= REQUIREMENT =
Restate the listing that follows word for word, without its pictures.

= DATA SUPPLIED =
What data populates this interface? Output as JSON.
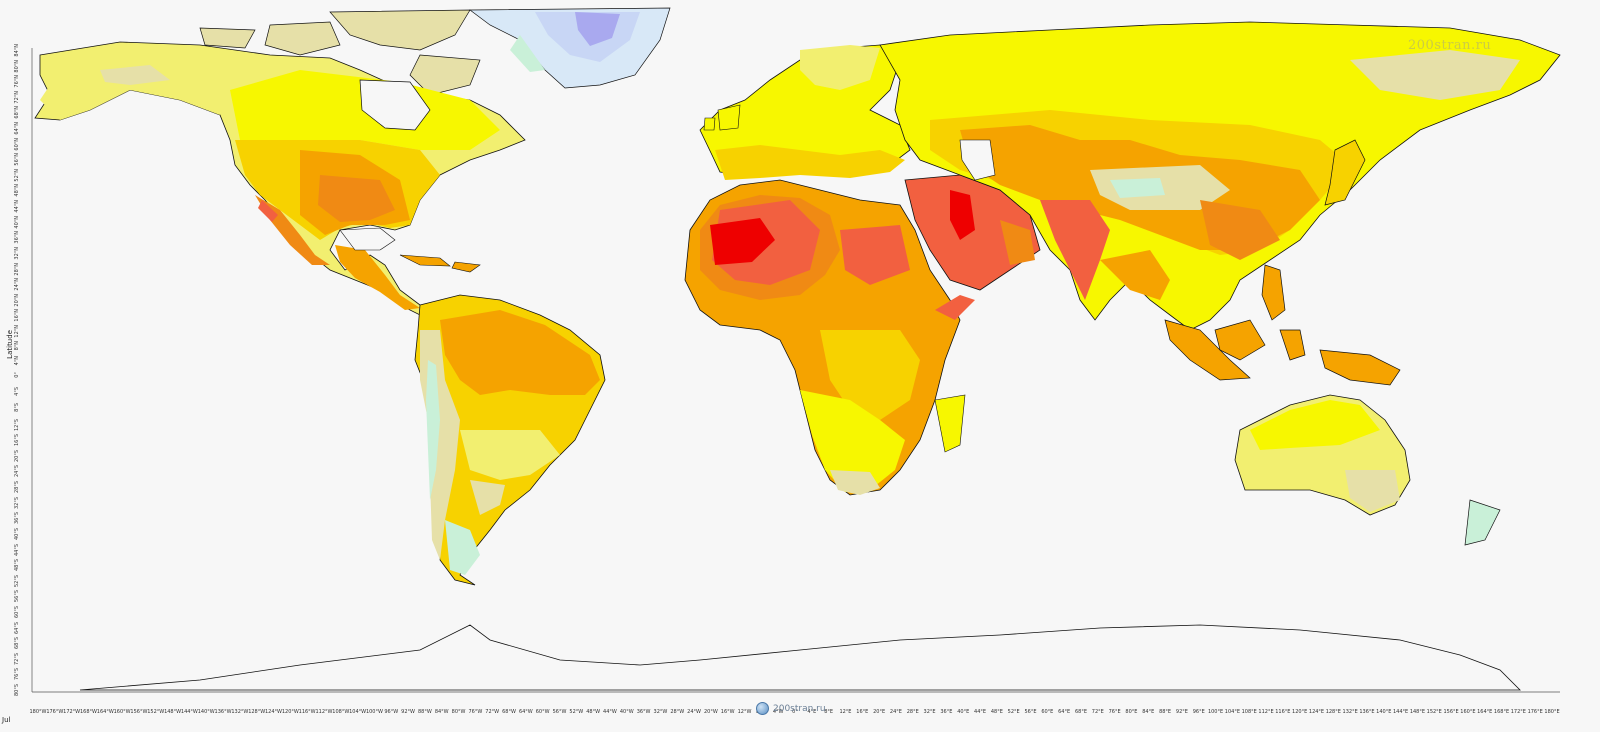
{
  "map": {
    "axis_title": "Latitude",
    "month": "Jul",
    "latitude_labels": [
      "84°N",
      "80°N",
      "76°N",
      "72°N",
      "68°N",
      "64°N",
      "60°N",
      "56°N",
      "52°N",
      "48°N",
      "44°N",
      "40°N",
      "36°N",
      "32°N",
      "28°N",
      "24°N",
      "20°N",
      "16°N",
      "12°N",
      "8°N",
      "4°N",
      "0°",
      "4°S",
      "8°S",
      "12°S",
      "16°S",
      "20°S",
      "24°S",
      "28°S",
      "32°S",
      "36°S",
      "40°S",
      "44°S",
      "48°S",
      "52°S",
      "56°S",
      "60°S",
      "64°S",
      "68°S",
      "72°S",
      "76°S",
      "80°S"
    ],
    "longitude_labels": [
      "180°W",
      "176°W",
      "172°W",
      "168°W",
      "164°W",
      "160°W",
      "156°W",
      "152°W",
      "148°W",
      "144°W",
      "140°W",
      "136°W",
      "132°W",
      "128°W",
      "124°W",
      "120°W",
      "116°W",
      "112°W",
      "108°W",
      "104°W",
      "100°W",
      "96°W",
      "92°W",
      "88°W",
      "84°W",
      "80°W",
      "76°W",
      "72°W",
      "68°W",
      "64°W",
      "60°W",
      "56°W",
      "52°W",
      "48°W",
      "44°W",
      "40°W",
      "36°W",
      "32°W",
      "28°W",
      "24°W",
      "20°W",
      "16°W",
      "12°W",
      "8°W",
      "4°W",
      "0°",
      "4°E",
      "8°E",
      "12°E",
      "16°E",
      "20°E",
      "24°E",
      "28°E",
      "32°E",
      "36°E",
      "40°E",
      "44°E",
      "48°E",
      "52°E",
      "56°E",
      "60°E",
      "64°E",
      "68°E",
      "72°E",
      "76°E",
      "80°E",
      "84°E",
      "88°E",
      "92°E",
      "96°E",
      "100°E",
      "104°E",
      "108°E",
      "112°E",
      "116°E",
      "120°E",
      "124°E",
      "128°E",
      "132°E",
      "136°E",
      "140°E",
      "144°E",
      "148°E",
      "152°E",
      "156°E",
      "160°E",
      "164°E",
      "168°E",
      "172°E",
      "176°E",
      "180°E"
    ],
    "watermark_top": "200stran.ru",
    "watermark_bottom": "200stran.ru",
    "colors": {
      "ocean": "#f7f7f7",
      "coast": "#111111",
      "level_cold_blue": "#a9a9ef",
      "level_lightblue": "#d8e8f7",
      "level_mint": "#c9f0d8",
      "level_khaki": "#e6e0a8",
      "level_lightyellow": "#f2ef70",
      "level_yellow": "#f7f700",
      "level_gold": "#f7d200",
      "level_orange": "#f5a300",
      "level_darkorange": "#f08a14",
      "level_redorange": "#f26040",
      "level_red": "#ee0000"
    }
  }
}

= EXERCISE OUTPUT =
What data populates this interface? Output as JSON.
{
  "map": {
    "axis_title": "Latitude",
    "month": "Jul",
    "latitude_labels": [
      "84°N",
      "80°N",
      "76°N",
      "72°N",
      "68°N",
      "64°N",
      "60°N",
      "56°N",
      "52°N",
      "48°N",
      "44°N",
      "40°N",
      "36°N",
      "32°N",
      "28°N",
      "24°N",
      "20°N",
      "16°N",
      "12°N",
      "8°N",
      "4°N",
      "0°",
      "4°S",
      "8°S",
      "12°S",
      "16°S",
      "20°S",
      "24°S",
      "28°S",
      "32°S",
      "36°S",
      "40°S",
      "44°S",
      "48°S",
      "52°S",
      "56°S",
      "60°S",
      "64°S",
      "68°S",
      "72°S",
      "76°S",
      "80°S"
    ],
    "longitude_labels": [
      "180°W",
      "176°W",
      "172°W",
      "168°W",
      "164°W",
      "160°W",
      "156°W",
      "152°W",
      "148°W",
      "144°W",
      "140°W",
      "136°W",
      "132°W",
      "128°W",
      "124°W",
      "120°W",
      "116°W",
      "112°W",
      "108°W",
      "104°W",
      "100°W",
      "96°W",
      "92°W",
      "88°W",
      "84°W",
      "80°W",
      "76°W",
      "72°W",
      "68°W",
      "64°W",
      "60°W",
      "56°W",
      "52°W",
      "48°W",
      "44°W",
      "40°W",
      "36°W",
      "32°W",
      "28°W",
      "24°W",
      "20°W",
      "16°W",
      "12°W",
      "8°W",
      "4°W",
      "0°",
      "4°E",
      "8°E",
      "12°E",
      "16°E",
      "20°E",
      "24°E",
      "28°E",
      "32°E",
      "36°E",
      "40°E",
      "44°E",
      "48°E",
      "52°E",
      "56°E",
      "60°E",
      "64°E",
      "68°E",
      "72°E",
      "76°E",
      "80°E",
      "84°E",
      "88°E",
      "92°E",
      "96°E",
      "100°E",
      "104°E",
      "108°E",
      "112°E",
      "116°E",
      "120°E",
      "124°E",
      "128°E",
      "132°E",
      "136°E",
      "140°E",
      "144°E",
      "148°E",
      "152°E",
      "156°E",
      "160°E",
      "164°E",
      "168°E",
      "172°E",
      "176°E",
      "180°E"
    ],
    "watermark_top": "200stran.ru",
    "watermark_bottom": "200stran.ru",
    "colors": {
      "ocean": "#f7f7f7",
      "coast": "#111111",
      "level_cold_blue": "#a9a9ef",
      "level_lightblue": "#d8e8f7",
      "level_mint": "#c9f0d8",
      "level_khaki": "#e6e0a8",
      "level_lightyellow": "#f2ef70",
      "level_yellow": "#f7f700",
      "level_gold": "#f7d200",
      "level_orange": "#f5a300",
      "level_darkorange": "#f08a14",
      "level_redorange": "#f26040",
      "level_red": "#ee0000"
    }
  }
}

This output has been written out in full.